_DO THIS_. Pull out every line with the word "name".

_DATA ENTRIES_.
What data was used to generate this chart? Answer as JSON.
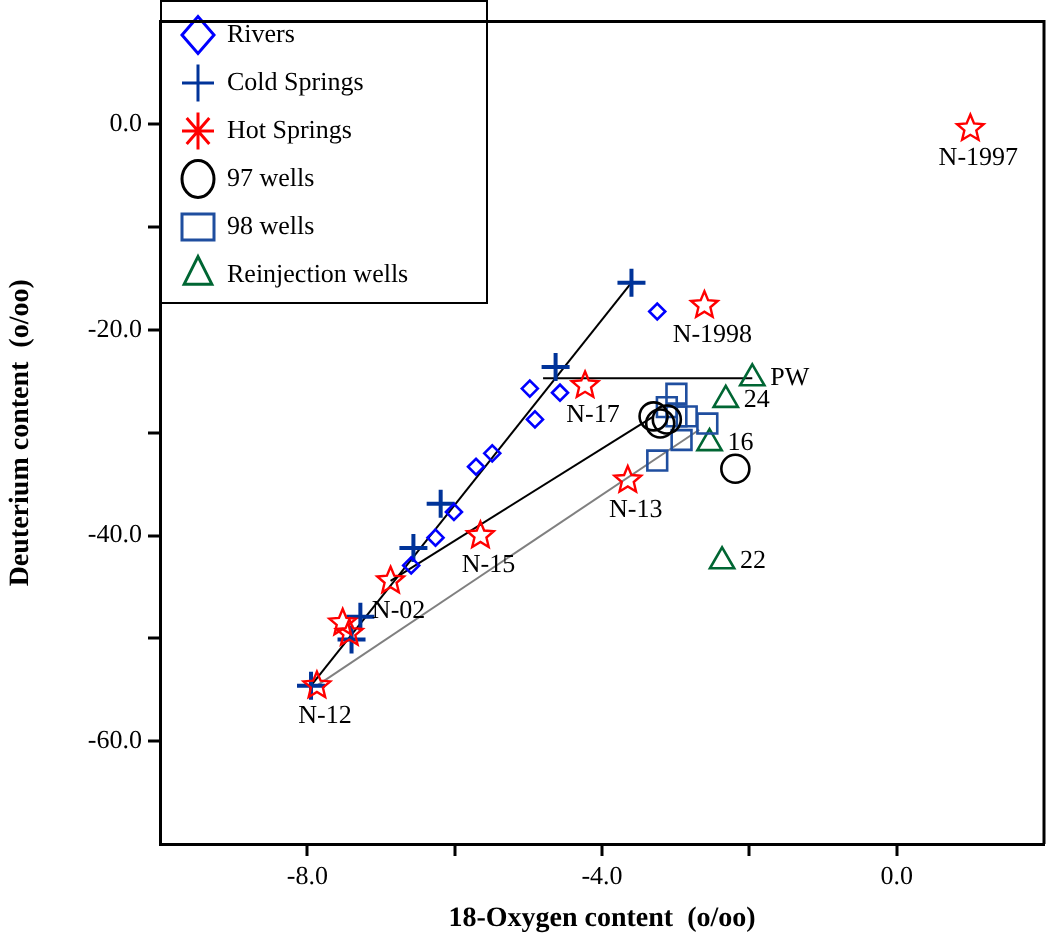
{
  "chart_data": {
    "type": "scatter",
    "xlabel": "18-Oxygen content  (o/oo)",
    "ylabel": "Deuterium content  (o/oo)",
    "xlim": [
      -10,
      2
    ],
    "ylim": [
      -70,
      10
    ],
    "xticks": [
      {
        "value": -8,
        "label": "-8.0"
      },
      {
        "value": -6,
        "label": null
      },
      {
        "value": -4,
        "label": "-4.0"
      },
      {
        "value": -2,
        "label": null
      },
      {
        "value": 0,
        "label": "0.0"
      }
    ],
    "yticks": [
      {
        "value": -60,
        "label": "-60.0"
      },
      {
        "value": -50,
        "label": null
      },
      {
        "value": -40,
        "label": "-40.0"
      },
      {
        "value": -30,
        "label": null
      },
      {
        "value": -20,
        "label": "-20.0"
      },
      {
        "value": -10,
        "label": null
      },
      {
        "value": 0,
        "label": "0.0"
      }
    ],
    "grid": false,
    "legend": "top left",
    "series": [
      {
        "name": "Rivers",
        "color": "#0000ff",
        "marker": "diamond",
        "x": [
          -4.98,
          -4.57,
          -4.91,
          -5.49,
          -5.71,
          -6.01,
          -6.26,
          -6.59,
          -3.25
        ],
        "values": [
          -25.7,
          -26.1,
          -28.7,
          -32,
          -33.3,
          -37.7,
          -40.2,
          -42.9,
          -18.2
        ]
      },
      {
        "name": "Cold Springs",
        "color": "#003399",
        "marker": "cross",
        "x": [
          -3.6,
          -4.63,
          -6.19,
          -6.56,
          -7.28,
          -7.4,
          -7.95
        ],
        "values": [
          -15.4,
          -23.6,
          -36.9,
          -41.2,
          -47.9,
          -50.1,
          -54.6
        ]
      },
      {
        "name": "Hot Springs",
        "color": "#ff0000",
        "marker": "star",
        "x": [
          1.0,
          -2.61,
          -4.23,
          -3.65,
          -5.65,
          -6.87,
          -7.52,
          -7.43,
          -7.87
        ],
        "values": [
          -0.4,
          -17.6,
          -25.4,
          -34.6,
          -40,
          -44.4,
          -48.5,
          -49.5,
          -54.6
        ]
      },
      {
        "name": "97 wells",
        "color": "#000000",
        "marker": "circle",
        "x": [
          -3.3,
          -3.12,
          -3.21,
          -2.19
        ],
        "values": [
          -28.4,
          -28.7,
          -29.1,
          -33.5
        ]
      },
      {
        "name": "98 wells",
        "color": "#1f4e9f",
        "marker": "square",
        "x": [
          -2.99,
          -2.99,
          -2.85,
          -2.57,
          -2.92,
          -3.25,
          -3.12
        ],
        "values": [
          -26.2,
          -28.4,
          -28.4,
          -29.1,
          -30.7,
          -32.7,
          -27.5
        ]
      },
      {
        "name": "Reinjection wells",
        "color": "#006633",
        "marker": "triangle",
        "x": [
          -1.96,
          -2.32,
          -2.54,
          -2.37
        ],
        "values": [
          -24.7,
          -26.8,
          -31,
          -42.5
        ]
      },
      {
        "type": "line",
        "color": "#000000",
        "marker": "none",
        "x": [
          -7.95,
          -3.6
        ],
        "values": [
          -54.6,
          -15.4
        ]
      },
      {
        "type": "line",
        "color": "#000000",
        "marker": "none",
        "x": [
          -4.8,
          -1.96
        ],
        "values": [
          -24.7,
          -24.7
        ]
      },
      {
        "type": "line",
        "color": "#000000",
        "marker": "none",
        "x": [
          -6.87,
          -3.3
        ],
        "values": [
          -44.4,
          -28.4
        ]
      },
      {
        "type": "line",
        "color": "#808080",
        "marker": "none",
        "x": [
          -7.87,
          -2.68
        ],
        "values": [
          -54.6,
          -29.7
        ]
      }
    ],
    "annotations": [
      {
        "text": "N-1997",
        "x": 1.0,
        "y": -0.4
      },
      {
        "text": "N-1998",
        "x": -2.61,
        "y": -17.6
      },
      {
        "text": "N-17",
        "x": -4.23,
        "y": -25.4
      },
      {
        "text": "N-13",
        "x": -3.65,
        "y": -34.6
      },
      {
        "text": "N-15",
        "x": -5.65,
        "y": -40
      },
      {
        "text": "N-02",
        "x": -6.87,
        "y": -44.4
      },
      {
        "text": "N-12",
        "x": -7.87,
        "y": -54.6
      },
      {
        "text": "PW",
        "x": -1.96,
        "y": -24.7
      },
      {
        "text": "24",
        "x": -2.32,
        "y": -26.8
      },
      {
        "text": "16",
        "x": -2.54,
        "y": -31
      },
      {
        "text": "22",
        "x": -2.37,
        "y": -42.5
      }
    ]
  }
}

_OUTPUT OF THE EXERCISE_.
        "name": "Rivers",
        "name": "Cold Springs",
        "name": "Hot Springs",
        "name": "97 wells",
        "name": "98 wells",
        "name": "Reinjection wells",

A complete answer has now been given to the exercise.